▸ WRITTEN EXERCISE
Write out each line beneath this one exactly as it reads.

* Start MATERIAL SHOWN *

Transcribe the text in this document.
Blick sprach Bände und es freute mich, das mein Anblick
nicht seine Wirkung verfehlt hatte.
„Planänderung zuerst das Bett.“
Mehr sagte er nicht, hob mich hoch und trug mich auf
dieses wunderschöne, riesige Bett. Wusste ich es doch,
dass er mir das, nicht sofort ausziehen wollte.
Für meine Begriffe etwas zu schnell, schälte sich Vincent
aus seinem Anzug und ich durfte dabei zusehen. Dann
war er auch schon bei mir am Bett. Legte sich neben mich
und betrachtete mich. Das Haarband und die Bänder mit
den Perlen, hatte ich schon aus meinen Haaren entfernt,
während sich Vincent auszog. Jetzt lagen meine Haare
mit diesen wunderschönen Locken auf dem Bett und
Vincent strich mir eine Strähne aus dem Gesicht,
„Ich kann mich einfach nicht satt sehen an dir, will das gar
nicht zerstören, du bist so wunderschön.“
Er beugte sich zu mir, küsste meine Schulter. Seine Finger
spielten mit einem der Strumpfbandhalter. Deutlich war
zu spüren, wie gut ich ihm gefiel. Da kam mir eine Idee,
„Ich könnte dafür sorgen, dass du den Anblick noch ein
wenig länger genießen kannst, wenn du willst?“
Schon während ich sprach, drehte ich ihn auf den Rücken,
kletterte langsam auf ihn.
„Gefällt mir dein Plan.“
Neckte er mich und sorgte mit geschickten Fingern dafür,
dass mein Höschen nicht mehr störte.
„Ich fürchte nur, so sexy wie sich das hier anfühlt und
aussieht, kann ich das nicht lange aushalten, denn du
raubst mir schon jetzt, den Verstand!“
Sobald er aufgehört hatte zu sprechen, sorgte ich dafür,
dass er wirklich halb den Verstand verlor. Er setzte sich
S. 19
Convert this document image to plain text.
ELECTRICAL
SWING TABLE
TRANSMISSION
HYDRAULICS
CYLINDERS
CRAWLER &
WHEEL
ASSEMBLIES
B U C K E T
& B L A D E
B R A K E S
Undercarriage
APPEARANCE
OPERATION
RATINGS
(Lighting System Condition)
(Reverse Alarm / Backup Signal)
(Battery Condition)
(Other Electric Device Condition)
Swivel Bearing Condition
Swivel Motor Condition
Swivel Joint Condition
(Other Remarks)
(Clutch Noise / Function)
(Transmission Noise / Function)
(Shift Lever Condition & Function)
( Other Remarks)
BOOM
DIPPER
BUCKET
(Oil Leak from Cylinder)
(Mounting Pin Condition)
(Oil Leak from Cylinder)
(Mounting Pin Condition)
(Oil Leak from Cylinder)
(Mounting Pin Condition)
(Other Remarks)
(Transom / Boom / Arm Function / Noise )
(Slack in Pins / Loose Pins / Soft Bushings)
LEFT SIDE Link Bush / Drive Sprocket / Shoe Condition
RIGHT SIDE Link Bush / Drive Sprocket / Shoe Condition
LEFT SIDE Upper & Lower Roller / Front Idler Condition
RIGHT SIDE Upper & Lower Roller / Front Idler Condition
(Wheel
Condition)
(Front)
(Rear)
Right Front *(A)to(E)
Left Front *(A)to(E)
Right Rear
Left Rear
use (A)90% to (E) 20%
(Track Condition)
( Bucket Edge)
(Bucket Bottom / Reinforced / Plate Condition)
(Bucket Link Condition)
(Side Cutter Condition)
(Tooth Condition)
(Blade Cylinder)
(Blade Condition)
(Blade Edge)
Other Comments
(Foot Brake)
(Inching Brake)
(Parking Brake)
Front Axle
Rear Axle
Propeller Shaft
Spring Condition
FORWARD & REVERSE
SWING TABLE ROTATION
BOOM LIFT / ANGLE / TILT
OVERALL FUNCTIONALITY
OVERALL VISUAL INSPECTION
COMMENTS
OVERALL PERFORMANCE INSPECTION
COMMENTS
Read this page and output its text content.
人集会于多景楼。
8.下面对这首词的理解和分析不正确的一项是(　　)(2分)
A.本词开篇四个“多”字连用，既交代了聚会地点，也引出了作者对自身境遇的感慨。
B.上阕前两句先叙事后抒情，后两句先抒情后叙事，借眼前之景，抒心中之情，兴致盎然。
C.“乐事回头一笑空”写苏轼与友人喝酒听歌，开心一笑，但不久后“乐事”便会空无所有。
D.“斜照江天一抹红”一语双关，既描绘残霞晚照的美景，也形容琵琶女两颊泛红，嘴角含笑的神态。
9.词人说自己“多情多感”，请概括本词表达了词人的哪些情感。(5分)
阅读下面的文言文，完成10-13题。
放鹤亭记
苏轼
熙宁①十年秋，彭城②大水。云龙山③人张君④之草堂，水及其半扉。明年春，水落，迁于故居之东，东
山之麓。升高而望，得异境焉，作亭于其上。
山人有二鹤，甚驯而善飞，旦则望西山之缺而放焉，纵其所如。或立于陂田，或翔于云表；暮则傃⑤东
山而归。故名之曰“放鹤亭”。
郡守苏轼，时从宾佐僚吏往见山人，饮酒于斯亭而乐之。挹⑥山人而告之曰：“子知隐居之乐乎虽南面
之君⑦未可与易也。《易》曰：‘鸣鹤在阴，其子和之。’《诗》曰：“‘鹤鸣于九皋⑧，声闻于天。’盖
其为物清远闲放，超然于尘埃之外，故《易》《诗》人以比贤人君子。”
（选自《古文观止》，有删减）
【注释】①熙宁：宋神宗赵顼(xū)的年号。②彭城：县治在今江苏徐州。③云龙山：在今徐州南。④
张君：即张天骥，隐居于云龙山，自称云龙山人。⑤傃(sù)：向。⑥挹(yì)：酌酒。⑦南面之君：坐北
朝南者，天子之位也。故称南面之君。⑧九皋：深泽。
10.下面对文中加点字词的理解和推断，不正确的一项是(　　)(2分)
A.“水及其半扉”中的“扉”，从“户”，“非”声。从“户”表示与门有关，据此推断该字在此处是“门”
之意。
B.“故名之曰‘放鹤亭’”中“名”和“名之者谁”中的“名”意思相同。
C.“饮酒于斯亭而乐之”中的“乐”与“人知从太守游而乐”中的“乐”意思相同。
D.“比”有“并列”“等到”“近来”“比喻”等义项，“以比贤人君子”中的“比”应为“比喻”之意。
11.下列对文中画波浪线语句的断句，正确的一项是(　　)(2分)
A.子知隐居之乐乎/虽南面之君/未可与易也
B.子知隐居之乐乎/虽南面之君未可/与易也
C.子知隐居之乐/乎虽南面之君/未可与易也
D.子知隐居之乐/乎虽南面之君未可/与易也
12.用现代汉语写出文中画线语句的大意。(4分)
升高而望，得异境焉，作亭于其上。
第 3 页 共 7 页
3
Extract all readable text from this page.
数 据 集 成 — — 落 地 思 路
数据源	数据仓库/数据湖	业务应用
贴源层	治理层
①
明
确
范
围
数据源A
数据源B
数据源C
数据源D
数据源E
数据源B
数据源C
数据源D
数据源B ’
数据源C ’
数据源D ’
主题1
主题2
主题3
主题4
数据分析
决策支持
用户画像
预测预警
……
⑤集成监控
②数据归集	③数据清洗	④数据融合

* End MATERIAL SHOWN *

▸ IN RESPONSE
Transcribe the text in this document.
Blick sprach Bände und es freute mich, das mein Anblick
nicht seine Wirkung verfehlt hatte.
„Planänderung zuerst das Bett.“
Mehr sagte er nicht, hob mich hoch und trug mich auf
dieses wunderschöne, riesige Bett. Wusste ich es doch,
dass er mir das, nicht sofort ausziehen wollte.
Für meine Begriffe etwas zu schnell, schälte sich Vincent
aus seinem Anzug und ich durfte dabei zusehen. Dann
war er auch schon bei mir am Bett. Legte sich neben mich
und betrachtete mich. Das Haarband und die Bänder mit
den Perlen, hatte ich schon aus meinen Haaren entfernt,
während sich Vincent auszog. Jetzt lagen meine Haare
mit diesen wunderschönen Locken auf dem Bett und
Vincent strich mir eine Strähne aus dem Gesicht,
„Ich kann mich einfach nicht satt sehen an dir, will das gar
nicht zerstören, du bist so wunderschön.“
Er beugte sich zu mir, küsste meine Schulter. Seine Finger
spielten mit einem der Strumpfbandhalter. Deutlich war
zu spüren, wie gut ich ihm gefiel. Da kam mir eine Idee,
„Ich könnte dafür sorgen, dass du den Anblick noch ein
wenig länger genießen kannst, wenn du willst?“
Schon während ich sprach, drehte ich ihn auf den Rücken,
kletterte langsam auf ihn.
„Gefällt mir dein Plan.“
Neckte er mich und sorgte mit geschickten Fingern dafür,
dass mein Höschen nicht mehr störte.
„Ich fürchte nur, so sexy wie sich das hier anfühlt und
aussieht, kann ich das nicht lange aushalten, denn du
raubst mir schon jetzt, den Verstand!“
Sobald er aufgehört hatte zu sprechen, sorgte ich dafür,
dass er wirklich halb den Verstand verlor. Er setzte sich
S. 19
Convert this document image to plain text.
ELECTRICAL
SWING TABLE
TRANSMISSION
HYDRAULICS
CYLINDERS
CRAWLER &
WHEEL
ASSEMBLIES
B U C K E T
& B L A D E
B R A K E S
Undercarriage
APPEARANCE
OPERATION
RATINGS
(Lighting System Condition)
(Reverse Alarm / Backup Signal)
(Battery Condition)
(Other Electric Device Condition)
Swivel Bearing Condition
Swivel Motor Condition
Swivel Joint Condition
(Other Remarks)
(Clutch Noise / Function)
(Transmission Noise / Function)
(Shift Lever Condition & Function)
( Other Remarks)
BOOM
DIPPER
BUCKET
(Oil Leak from Cylinder)
(Mounting Pin Condition)
(Oil Leak from Cylinder)
(Mounting Pin Condition)
(Oil Leak from Cylinder)
(Mounting Pin Condition)
(Other Remarks)
(Transom / Boom / Arm Function / Noise )
(Slack in Pins / Loose Pins / Soft Bushings)
LEFT SIDE Link Bush / Drive Sprocket / Shoe Condition
RIGHT SIDE Link Bush / Drive Sprocket / Shoe Condition
LEFT SIDE Upper & Lower Roller / Front Idler Condition
RIGHT SIDE Upper & Lower Roller / Front Idler Condition
(Wheel
Condition)
(Front)
(Rear)
Right Front *(A)to(E)
Left Front *(A)to(E)
Right Rear
Left Rear
use (A)90% to (E) 20%
(Track Condition)
( Bucket Edge)
(Bucket Bottom / Reinforced / Plate Condition)
(Bucket Link Condition)
(Side Cutter Condition)
(Tooth Condition)
(Blade Cylinder)
(Blade Condition)
(Blade Edge)
Other Comments
(Foot Brake)
(Inching Brake)
(Parking Brake)
Front Axle
Rear Axle
Propeller Shaft
Spring Condition
FORWARD & REVERSE
SWING TABLE ROTATION
BOOM LIFT / ANGLE / TILT
OVERALL FUNCTIONALITY
OVERALL VISUAL INSPECTION
COMMENTS
OVERALL PERFORMANCE INSPECTION
COMMENTS
Read this page and output its text content.
人集会于多景楼。
8.下面对这首词的理解和分析不正确的一项是(　　)(2分)
A.本词开篇四个“多”字连用，既交代了聚会地点，也引出了作者对自身境遇的感慨。
B.上阕前两句先叙事后抒情，后两句先抒情后叙事，借眼前之景，抒心中之情，兴致盎然。
C.“乐事回头一笑空”写苏轼与友人喝酒听歌，开心一笑，但不久后“乐事”便会空无所有。
D.“斜照江天一抹红”一语双关，既描绘残霞晚照的美景，也形容琵琶女两颊泛红，嘴角含笑的神态。
9.词人说自己“多情多感”，请概括本词表达了词人的哪些情感。(5分)
阅读下面的文言文，完成10-13题。
放鹤亭记
苏轼
熙宁①十年秋，彭城②大水。云龙山③人张君④之草堂，水及其半扉。明年春，水落，迁于故居之东，东
山之麓。升高而望，得异境焉，作亭于其上。
山人有二鹤，甚驯而善飞，旦则望西山之缺而放焉，纵其所如。或立于陂田，或翔于云表；暮则傃⑤东
山而归。故名之曰“放鹤亭”。
郡守苏轼，时从宾佐僚吏往见山人，饮酒于斯亭而乐之。挹⑥山人而告之曰：“子知隐居之乐乎虽南面
之君⑦未可与易也。《易》曰：‘鸣鹤在阴，其子和之。’《诗》曰：“‘鹤鸣于九皋⑧，声闻于天。’盖
其为物清远闲放，超然于尘埃之外，故《易》《诗》人以比贤人君子。”
（选自《古文观止》，有删减）
【注释】①熙宁：宋神宗赵顼(xū)的年号。②彭城：县治在今江苏徐州。③云龙山：在今徐州南。④
张君：即张天骥，隐居于云龙山，自称云龙山人。⑤傃(sù)：向。⑥挹(yì)：酌酒。⑦南面之君：坐北
朝南者，天子之位也。故称南面之君。⑧九皋：深泽。
10.下面对文中加点字词的理解和推断，不正确的一项是(　　)(2分)
A.“水及其半扉”中的“扉”，从“户”，“非”声。从“户”表示与门有关，据此推断该字在此处是“门”
之意。
B.“故名之曰‘放鹤亭’”中“名”和“名之者谁”中的“名”意思相同。
C.“饮酒于斯亭而乐之”中的“乐”与“人知从太守游而乐”中的“乐”意思相同。
D.“比”有“并列”“等到”“近来”“比喻”等义项，“以比贤人君子”中的“比”应为“比喻”之意。
11.下列对文中画波浪线语句的断句，正确的一项是(　　)(2分)
A.子知隐居之乐乎/虽南面之君/未可与易也
B.子知隐居之乐乎/虽南面之君未可/与易也
C.子知隐居之乐/乎虽南面之君/未可与易也
D.子知隐居之乐/乎虽南面之君未可/与易也
12.用现代汉语写出文中画线语句的大意。(4分)
升高而望，得异境焉，作亭于其上。
第 3 页 共 7 页
3
Extract all readable text from this page.
数 据 集 成 — — 落 地 思 路
数据源	数据仓库/数据湖	业务应用
贴源层	治理层
①
明
确
范
围
数据源A
数据源B
数据源C
数据源D
数据源E
数据源B
数据源C
数据源D
数据源B ’
数据源C ’
数据源D ’
主题1
主题2
主题3
主题4
数据分析
决策支持
用户画像
预测预警
……
⑤集成监控
②数据归集	③数据清洗	④数据融合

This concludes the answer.